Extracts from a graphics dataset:
= = = = =

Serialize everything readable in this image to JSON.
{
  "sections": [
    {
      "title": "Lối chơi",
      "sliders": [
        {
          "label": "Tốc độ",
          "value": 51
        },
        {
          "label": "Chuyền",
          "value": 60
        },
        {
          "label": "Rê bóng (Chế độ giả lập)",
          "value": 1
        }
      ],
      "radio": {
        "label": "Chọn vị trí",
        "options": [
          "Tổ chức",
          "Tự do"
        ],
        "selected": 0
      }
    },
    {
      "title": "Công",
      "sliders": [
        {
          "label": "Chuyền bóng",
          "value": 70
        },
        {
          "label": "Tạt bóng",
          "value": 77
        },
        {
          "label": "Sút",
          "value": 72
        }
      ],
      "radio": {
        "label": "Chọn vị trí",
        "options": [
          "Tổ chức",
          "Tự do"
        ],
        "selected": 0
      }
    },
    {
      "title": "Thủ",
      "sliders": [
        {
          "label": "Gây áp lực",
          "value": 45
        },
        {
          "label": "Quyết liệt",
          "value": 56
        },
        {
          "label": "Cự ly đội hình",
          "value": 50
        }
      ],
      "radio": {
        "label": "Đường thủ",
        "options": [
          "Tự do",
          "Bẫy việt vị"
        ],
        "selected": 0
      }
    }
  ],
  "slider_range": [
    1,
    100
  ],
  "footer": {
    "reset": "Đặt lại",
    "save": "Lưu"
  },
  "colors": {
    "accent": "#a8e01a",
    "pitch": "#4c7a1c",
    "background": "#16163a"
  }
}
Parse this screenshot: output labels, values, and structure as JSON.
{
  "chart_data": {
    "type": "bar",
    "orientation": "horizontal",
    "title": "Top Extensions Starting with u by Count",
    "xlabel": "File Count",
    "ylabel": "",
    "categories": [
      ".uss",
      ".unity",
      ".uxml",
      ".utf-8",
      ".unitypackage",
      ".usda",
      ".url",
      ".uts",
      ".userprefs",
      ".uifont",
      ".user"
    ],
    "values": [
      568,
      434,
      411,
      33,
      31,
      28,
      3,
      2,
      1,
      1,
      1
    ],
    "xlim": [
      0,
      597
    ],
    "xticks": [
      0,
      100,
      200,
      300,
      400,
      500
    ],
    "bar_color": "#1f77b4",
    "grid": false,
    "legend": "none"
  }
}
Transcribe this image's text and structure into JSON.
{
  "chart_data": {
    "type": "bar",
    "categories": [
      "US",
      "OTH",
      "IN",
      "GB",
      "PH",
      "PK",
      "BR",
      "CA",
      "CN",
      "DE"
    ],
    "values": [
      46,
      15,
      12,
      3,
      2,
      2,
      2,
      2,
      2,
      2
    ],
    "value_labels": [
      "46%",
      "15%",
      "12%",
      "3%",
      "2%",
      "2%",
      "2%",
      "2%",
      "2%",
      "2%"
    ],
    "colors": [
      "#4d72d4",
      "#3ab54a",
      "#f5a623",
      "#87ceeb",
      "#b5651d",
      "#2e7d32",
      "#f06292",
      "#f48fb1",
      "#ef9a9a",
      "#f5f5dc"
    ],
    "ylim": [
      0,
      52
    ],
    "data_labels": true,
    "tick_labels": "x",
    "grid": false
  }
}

= = = = =

Brief: Return the material exactly as it stands.

Response:
Serialize everything readable in this image to JSON.
{
  "sections": [
    {
      "title": "Lối chơi",
      "sliders": [
        {
          "label": "Tốc độ",
          "value": 51
        },
        {
          "label": "Chuyền",
          "value": 60
        },
        {
          "label": "Rê bóng (Chế độ giả lập)",
          "value": 1
        }
      ],
      "radio": {
        "label": "Chọn vị trí",
        "options": [
          "Tổ chức",
          "Tự do"
        ],
        "selected": 0
      }
    },
    {
      "title": "Công",
      "sliders": [
        {
          "label": "Chuyền bóng",
          "value": 70
        },
        {
          "label": "Tạt bóng",
          "value": 77
        },
        {
          "label": "Sút",
          "value": 72
        }
      ],
      "radio": {
        "label": "Chọn vị trí",
        "options": [
          "Tổ chức",
          "Tự do"
        ],
        "selected": 0
      }
    },
    {
      "title": "Thủ",
      "sliders": [
        {
          "label": "Gây áp lực",
          "value": 45
        },
        {
          "label": "Quyết liệt",
          "value": 56
        },
        {
          "label": "Cự ly đội hình",
          "value": 50
        }
      ],
      "radio": {
        "label": "Đường thủ",
        "options": [
          "Tự do",
          "Bẫy việt vị"
        ],
        "selected": 0
      }
    }
  ],
  "slider_range": [
    1,
    100
  ],
  "footer": {
    "reset": "Đặt lại",
    "save": "Lưu"
  },
  "colors": {
    "accent": "#a8e01a",
    "pitch": "#4c7a1c",
    "background": "#16163a"
  }
}
Parse this screenshot: output labels, values, and structure as JSON.
{
  "chart_data": {
    "type": "bar",
    "orientation": "horizontal",
    "title": "Top Extensions Starting with u by Count",
    "xlabel": "File Count",
    "ylabel": "",
    "categories": [
      ".uss",
      ".unity",
      ".uxml",
      ".utf-8",
      ".unitypackage",
      ".usda",
      ".url",
      ".uts",
      ".userprefs",
      ".uifont",
      ".user"
    ],
    "values": [
      568,
      434,
      411,
      33,
      31,
      28,
      3,
      2,
      1,
      1,
      1
    ],
    "xlim": [
      0,
      597
    ],
    "xticks": [
      0,
      100,
      200,
      300,
      400,
      500
    ],
    "bar_color": "#1f77b4",
    "grid": false,
    "legend": "none"
  }
}
Transcribe this image's text and structure into JSON.
{
  "chart_data": {
    "type": "bar",
    "categories": [
      "US",
      "OTH",
      "IN",
      "GB",
      "PH",
      "PK",
      "BR",
      "CA",
      "CN",
      "DE"
    ],
    "values": [
      46,
      15,
      12,
      3,
      2,
      2,
      2,
      2,
      2,
      2
    ],
    "value_labels": [
      "46%",
      "15%",
      "12%",
      "3%",
      "2%",
      "2%",
      "2%",
      "2%",
      "2%",
      "2%"
    ],
    "colors": [
      "#4d72d4",
      "#3ab54a",
      "#f5a623",
      "#87ceeb",
      "#b5651d",
      "#2e7d32",
      "#f06292",
      "#f48fb1",
      "#ef9a9a",
      "#f5f5dc"
    ],
    "ylim": [
      0,
      52
    ],
    "data_labels": true,
    "tick_labels": "x",
    "grid": false
  }
}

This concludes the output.